## Begin

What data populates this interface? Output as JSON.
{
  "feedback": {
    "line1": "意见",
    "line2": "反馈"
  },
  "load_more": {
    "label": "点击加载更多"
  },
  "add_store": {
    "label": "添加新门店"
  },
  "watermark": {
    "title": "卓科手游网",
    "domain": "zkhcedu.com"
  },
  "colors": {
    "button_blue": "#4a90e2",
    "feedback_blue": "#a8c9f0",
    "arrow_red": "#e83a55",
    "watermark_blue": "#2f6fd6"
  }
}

## End

EXERCISE BRIEF: Reproduce the listing in full. Keep it exactly as written.

RESULT BELOW:
What data populates this interface? Output as JSON.
{
  "feedback": {
    "line1": "意见",
    "line2": "反馈"
  },
  "load_more": {
    "label": "点击加载更多"
  },
  "add_store": {
    "label": "添加新门店"
  },
  "watermark": {
    "title": "卓科手游网",
    "domain": "zkhcedu.com"
  },
  "colors": {
    "button_blue": "#4a90e2",
    "feedback_blue": "#a8c9f0",
    "arrow_red": "#e83a55",
    "watermark_blue": "#2f6fd6"
  }
}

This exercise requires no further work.